» Passage shown:
--
11

Consider this regex.

a*b

This will fail in case of aaaaaaaaaaaaaaaaaaaaaaaaaaaaaaac

This takes 67 steps in debugger to fail.

Now consider this regex.

(?>a*)b

This will fail in case of aaaaaaaaaaaaaaaaaaaaaaaaaaaaaaac

This takes 133 steps in debugger to fail.

And lastly this regex:

a*+b  (a variant of atomic group)

This will fail in case of aaaaaaaaaaaaaaaaaaaaaaaaaaaaaaac

This takes 67 steps in debugger to fail.

When I check the benchmark atomic group (?>a*)b performs 179% faster.

Now atomic groups disable backtracking. So performance in match is good.

  1. But why are the number of steps more? Can somebody explain on this?

  2. Why is there a diff. in steps between two atomic groups (?>a*)b and a*+b.

Do they work differently?

Unihedron
  • 10,251
  • 13
  • 53
  • 66
vks
  • 63,206
  • 9
  • 78
  • 110
  • You mean this `a*+b` an atomic group? – Avinash Raj Sep 29 '14 at 06:13
  • 2
    __A few points:__ 1. `*+` in `a*+b` is __possessive__, nothing about it makes it atomic. 2. The number of steps are more because the engine backtracks to match. That is a direct need of regex optimisation to prevent abundant backtracking and potential ReDoS. 3. `(?>a*)` =/= `(?>a)*` – Unihedron Sep 29 '14 at 06:42
  • @AvinashRaj `a*+b` is not atomic but prevent backtracking.so i trieed that – vks Sep 29 '14 at 06:45
  • @Unihedron engine backtracks because i have disabled optimisation? are atomic groups a part of engine optimisation? – vks Sep 29 '14 at 06:46

3 Answers3

8

So what's backtracking?
--
[Items in a dataset]
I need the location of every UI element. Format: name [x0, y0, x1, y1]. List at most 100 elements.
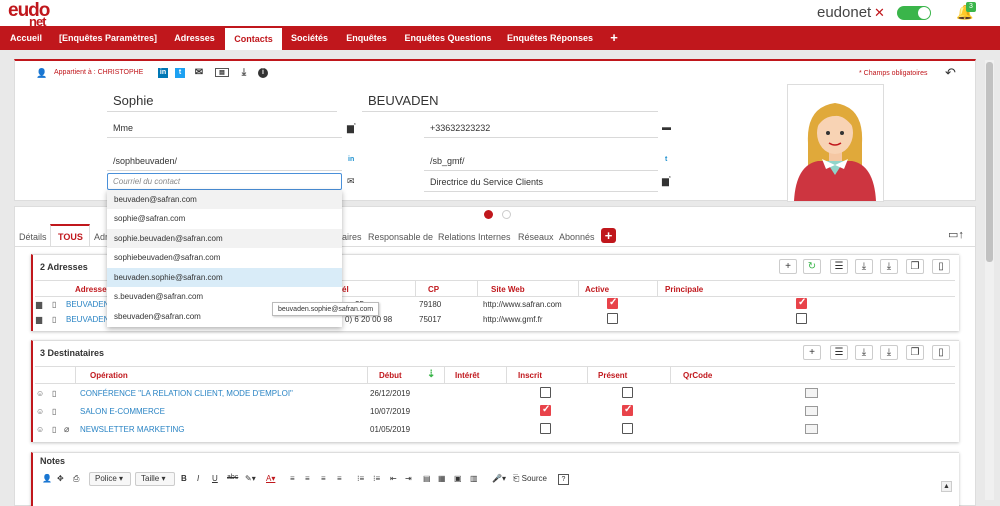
doc-destinataire-button[interactable]: ▯	[932, 345, 950, 360]
job-folder-icon[interactable]: ▆*	[662, 176, 671, 187]
nav-add-button[interactable]: +	[602, 26, 626, 50]
present-checkbox[interactable]	[622, 404, 633, 416]
twitter-field-icon[interactable]: t	[665, 156, 667, 163]
th-principale[interactable]: Principale	[665, 285, 703, 294]
font-select[interactable]: Police ▾	[89, 472, 131, 486]
present-checkbox[interactable]	[622, 387, 633, 398]
suggestion-item[interactable]: sophie@safran.com	[107, 209, 342, 228]
nav-adresses[interactable]: Adresses	[164, 26, 225, 50]
nav-enquetes-reponses[interactable]: Enquêtes Réponses	[500, 26, 600, 50]
tab-adresses[interactable]: Adr	[94, 232, 108, 242]
file-icon[interactable]: ▯	[52, 389, 56, 398]
nav-enquetes-questions[interactable]: Enquêtes Questions	[396, 26, 500, 50]
highlight-icon[interactable]: ✎▾	[245, 474, 256, 483]
file-icon[interactable]: ▯	[52, 425, 56, 434]
add-adresse-button[interactable]: +	[779, 259, 797, 274]
paperclip-icon[interactable]: ⌀	[64, 424, 69, 435]
numbered-list-icon[interactable]: ⁝≡	[357, 474, 364, 483]
help-icon[interactable]: ?	[558, 474, 569, 485]
export-adresse-button[interactable]: ⤓	[855, 259, 873, 274]
smiley-icon[interactable]: ☺	[36, 425, 44, 434]
principale-checkbox[interactable]	[796, 313, 807, 324]
adresse-web[interactable]: http://www.gmf.fr	[483, 315, 543, 324]
import-adresse-button[interactable]: ⤓	[880, 259, 898, 274]
folder-icon[interactable]: ▆*	[347, 123, 356, 134]
adresse-name[interactable]: BEUVADEN	[66, 300, 109, 309]
th-tel[interactable]: él	[342, 285, 349, 294]
app-logo[interactable]: eudo net	[8, 1, 50, 29]
suggestion-item[interactable]: beuvaden@safran.com	[107, 190, 342, 209]
image-insert-icon[interactable]: ▣	[454, 474, 462, 483]
th-qrcode[interactable]: QrCode	[683, 371, 712, 380]
active-checkbox[interactable]	[607, 297, 618, 309]
refresh-adresse-button[interactable]: ↻	[803, 259, 821, 274]
align-left-icon[interactable]: ≡	[290, 474, 295, 483]
file-icon[interactable]: ▯	[52, 315, 56, 324]
suggestion-item-hovered[interactable]: beuvaden.sophie@safran.com	[107, 268, 342, 287]
download-icon[interactable]: ⤓	[239, 68, 249, 78]
tab-details[interactable]: Détails	[19, 232, 47, 242]
linkedin-icon[interactable]: in	[158, 68, 168, 78]
underline-icon[interactable]: U	[212, 474, 218, 483]
justify-icon[interactable]: ≡	[337, 474, 342, 483]
active-checkbox[interactable]	[607, 313, 618, 324]
nav-accueil[interactable]: Accueil	[0, 26, 52, 50]
operation-name[interactable]: NEWSLETTER MARKETING	[80, 425, 184, 434]
adresse-web[interactable]: http://www.safran.com	[483, 300, 562, 309]
vcard-icon[interactable]: ▤	[215, 68, 229, 77]
inscrit-checkbox[interactable]	[540, 423, 551, 434]
tab-destinataires[interactable]: aires	[342, 232, 362, 242]
tab-relations-internes[interactable]: Relations Internes	[438, 232, 511, 242]
suggestion-item[interactable]: sophiebeuvaden@safran.com	[107, 248, 342, 267]
tab-tous[interactable]: TOUS	[58, 232, 83, 242]
folder-icon[interactable]: ▆	[36, 300, 42, 309]
image-icon[interactable]	[805, 388, 818, 398]
page-dot-active[interactable]	[484, 210, 493, 219]
suggestion-item[interactable]: sophie.beuvaden@safran.com	[107, 229, 342, 248]
sort-icon[interactable]: ⇣	[427, 369, 435, 380]
move-icon[interactable]: ✥	[57, 474, 64, 483]
undo-icon[interactable]: ↶	[945, 65, 956, 81]
tab-abonnes[interactable]: Abonnés	[559, 232, 595, 242]
email-field-icon[interactable]: ✉	[347, 176, 355, 187]
nav-enquetes-parametres[interactable]: [Enquêtes Paramètres]	[52, 26, 164, 50]
civility-field[interactable]: Mme	[107, 116, 342, 138]
linkedin-field[interactable]: /sophbeuvaden/	[107, 149, 342, 171]
twitter-icon[interactable]: t	[175, 68, 185, 78]
microphone-icon[interactable]: 🎤▾	[492, 474, 506, 483]
scroll-up-icon[interactable]: ▲	[941, 481, 952, 492]
owner-label[interactable]: Appartient à : CHRISTOPHE	[54, 69, 143, 76]
info-icon[interactable]: i	[258, 68, 268, 78]
page-scrollbar-thumb[interactable]	[986, 62, 993, 262]
present-checkbox[interactable]	[622, 423, 633, 434]
phone-field[interactable]: +33632323232	[424, 116, 658, 138]
operation-name[interactable]: CONFÉRENCE "LA RELATION CLIENT, MODE D'E…	[80, 389, 293, 398]
indent-icon[interactable]: ⇥	[405, 474, 412, 483]
contact-photo[interactable]	[787, 84, 884, 202]
th-active[interactable]: Active	[585, 285, 609, 294]
font-color-icon[interactable]: A▾	[266, 474, 275, 483]
nav-societes[interactable]: Sociétés	[282, 26, 337, 50]
last-name-field[interactable]: BEUVADEN	[362, 90, 658, 112]
email-input[interactable]	[107, 173, 342, 190]
filter-destinataire-button[interactable]: ☰	[830, 345, 848, 360]
linkedin-field-icon[interactable]: in	[348, 156, 354, 163]
smiley-icon[interactable]: ☺	[36, 407, 44, 416]
twitter-field[interactable]: /sb_gmf/	[424, 149, 658, 171]
italic-icon[interactable]: I	[197, 474, 199, 483]
tab-responsable-de[interactable]: Responsable de	[368, 232, 433, 242]
file-icon[interactable]: ▯	[52, 300, 56, 309]
copy-destinataire-button[interactable]: ❐	[906, 345, 924, 360]
operation-name[interactable]: SALON E-COMMERCE	[80, 407, 165, 416]
folder-icon[interactable]: ▆	[36, 315, 42, 324]
copy-adresse-button[interactable]: ❐	[906, 259, 924, 274]
principale-checkbox[interactable]	[796, 297, 807, 309]
th-present[interactable]: Présent	[598, 371, 627, 380]
bullet-list-icon[interactable]: ⁝≡	[373, 474, 380, 483]
th-cp[interactable]: CP	[428, 285, 439, 294]
job-title-field[interactable]: Directrice du Service Clients	[424, 170, 658, 192]
phone-icon[interactable]: ▬	[662, 122, 671, 132]
column-options-icon[interactable]: ▭↑	[948, 228, 964, 241]
th-interet[interactable]: Intérêt	[455, 371, 479, 380]
file-icon[interactable]: ▯	[52, 407, 56, 416]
--
» What is asked:
Do these statements agree with the regex thread? 1. The regex (?>a*)b takes 133 steps in the debugger to fail. 2. Unihedron says the *+ in a*+b makes it atomic. 3. The benchmark shows (?>a*)b performing 179% slower.

» Exercise solution:
1. Yes: "This takes 133 steps in debugger to fail."
2. No: "nothing about it makes it atomic"
3. No: "atomic group (?>a*)b performs 179% faster."